Page.
* * * * * * * * *

So far, so good. But, the missing piece was that Makeflow expects data to be available as ordinary files. At the time, this would have required that we copy several terabytes out of the archive onto the local disk, which wasn't practical. So, Peter wrote a module for Parrot which enabled access to BXGrid files under paths like /bxgrid/fileid/123. Then, while attached to Parrot, Makeflow could access the files, being none the wiser that they were actually located in a distributed system.

Put it all together, and you have this:

Sometimes, it all comes together.

Wednesday, October 27, 2010

From Database to Filesystem and Back Again

Hoang Bui is leading the development of ROARS: a Rich Object Archival System, which is our generalization many of the ideas expressed in the Biometrics Research Grid. Hoang presented a paper on ROARS at the workshop on Data Intensive Distributed Computing earlier this year.

What makes ROARS particularly interesting is that it combines elements of both relational databases and file systems, and makes it possible to swap back and forth between both representations of the data.

A ROARS repository is an unordered collection of items. Each item consists of a binary file and metadata that describes the file. The metadata does not have a schema; you can attach whatever properties you like to an object. Here is an example item consisting of a iris image with five properties:

fileid = 356
subjectid = "S123"
color = "Blue"
camera = "Likon"
date = "23-Oct-2010"
type = "jpeg"

If you like to think in SQL, then you can query the system via SQL and you get back tabular data, as you might expect:

SELECT fileid, subjectid, color FROM irises WHERE color='Blue';

Of course, if you are going to actually process the files in some way, you need to put them into a filesystem where your scripts and tools can access them. For this, you use the EXPORT command, which will produce the files. EXPORT has a neat bit of syntax in which you can specify that the name of each file is generated from the metadata. For example this command:

EXPORT irises WHERE camera='Likon' AS color/subjectid.type

will dump out all of the matching files, put them into directories according to color, and name each file according to the subject and the file type. The example above would be named "Blue/S123.jpeg". (If the naming scheme doesn't result in unique filenames, then you need to adjust it to include something that is unique like fileid.)

Of course, if you are going to process a huge amount of data, then you don't actually want to copy all of it out to your local filesystem. Instead what you can do is create a "filesystem view" which is a directory tree containing pointers back to the objects in the repository. That has a very similar syntax:

VIEW irises WHERE camera='Likon' AS color/subjectid.type

Creating a filesystem view is much faster than exporting the actual data. Now, you can run your programs or scripts to iterate over the files. As they open up each file, the repository is accessed directly to open and read the necessary file data. (This is accomplished transparently by using Parrot to connect to the repository.)

The end result: a database that looks like a filesystem!

Monday, August 3, 2009

REU Project: BXGrid

This post continues last week's subject of summer REU projects.

Rachel Witty and Kameron Srimoungchanh worked on BXGrid, our web portal and computing system for biometrics research. This project is a collaboration between the Cooperative Computing Lab and the Computer Vision Research Lab at Notre Dame. Hoang Bui is the lead graduate student on the project. Rachel and Kameron added a bunch of new capabilities to the system; I'll show three examples today.

* * * * * * * * *

Short problem 1. List every person the blog excerpt names.
Short problem 2.
Answer from the blog excerpt:
(a) Under what kind of path did Peter's Parrot module give access to BXGrid files?
(b) What file name does the example EXPORT command produce for the sample iris item?
(c) Which two labs collaborate on the BXGrid project?
Short problem 3. Copy out the stretch of the blog excerpt from "Wednesday, October 27, 2010" through "of the data.".

* * * * * * * * *

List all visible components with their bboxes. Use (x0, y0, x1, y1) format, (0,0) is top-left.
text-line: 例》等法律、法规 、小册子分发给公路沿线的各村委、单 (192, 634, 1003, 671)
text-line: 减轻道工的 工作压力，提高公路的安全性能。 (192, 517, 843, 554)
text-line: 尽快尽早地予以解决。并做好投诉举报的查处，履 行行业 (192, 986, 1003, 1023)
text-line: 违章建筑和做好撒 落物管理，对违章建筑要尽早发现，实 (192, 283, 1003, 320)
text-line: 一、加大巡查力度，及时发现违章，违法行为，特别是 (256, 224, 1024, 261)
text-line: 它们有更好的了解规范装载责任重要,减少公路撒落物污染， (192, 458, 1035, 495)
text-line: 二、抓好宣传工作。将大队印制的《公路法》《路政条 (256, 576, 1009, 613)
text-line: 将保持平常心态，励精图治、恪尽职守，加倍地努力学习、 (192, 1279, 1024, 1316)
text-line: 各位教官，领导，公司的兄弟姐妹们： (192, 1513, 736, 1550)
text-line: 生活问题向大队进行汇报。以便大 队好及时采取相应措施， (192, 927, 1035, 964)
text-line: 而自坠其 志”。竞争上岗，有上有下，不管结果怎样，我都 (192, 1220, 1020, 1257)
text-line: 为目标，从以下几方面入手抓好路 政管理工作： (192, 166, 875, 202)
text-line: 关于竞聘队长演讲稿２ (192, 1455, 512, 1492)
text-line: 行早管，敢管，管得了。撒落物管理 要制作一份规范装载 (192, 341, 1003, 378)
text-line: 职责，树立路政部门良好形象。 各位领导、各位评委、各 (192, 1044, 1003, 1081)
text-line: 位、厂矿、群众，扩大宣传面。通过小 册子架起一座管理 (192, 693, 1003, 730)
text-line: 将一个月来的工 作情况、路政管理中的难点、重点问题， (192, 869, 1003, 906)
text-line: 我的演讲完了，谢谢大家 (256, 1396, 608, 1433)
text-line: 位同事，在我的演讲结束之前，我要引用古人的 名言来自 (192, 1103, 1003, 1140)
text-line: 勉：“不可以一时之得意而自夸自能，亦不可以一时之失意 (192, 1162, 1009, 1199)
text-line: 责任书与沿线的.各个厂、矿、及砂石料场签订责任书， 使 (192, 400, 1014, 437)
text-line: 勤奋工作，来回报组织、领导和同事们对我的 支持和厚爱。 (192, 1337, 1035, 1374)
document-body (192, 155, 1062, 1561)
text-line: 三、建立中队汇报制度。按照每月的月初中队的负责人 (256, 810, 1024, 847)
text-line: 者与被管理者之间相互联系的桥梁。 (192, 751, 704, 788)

* * * * * * * * *

Correct response 1. Peter, Hoang Bui, Rachel Witty, Kameron Srimoungchanh

Correct response 2.
(a) Paths like /bxgrid/fileid/123
(b) "Blue/S123.jpeg"
(c) The Cooperative Computing Lab and the Computer Vision Research Lab at Notre Dame

Correct response 3.
Wednesday, October 27, 2010

From Database to Filesystem and Back Again

Hoang Bui is leading the development of ROARS: a Rich Object Archival System, which is our generalization many of the ideas expressed in the Biometrics Research Grid. Hoang presented a paper on ROARS at the workshop on Data Intensive Distributed Computing earlier this year.

What makes ROARS particularly interesting is that it combines elements of both relational databases and file systems, and makes it possible to swap back and forth between both representations of the data.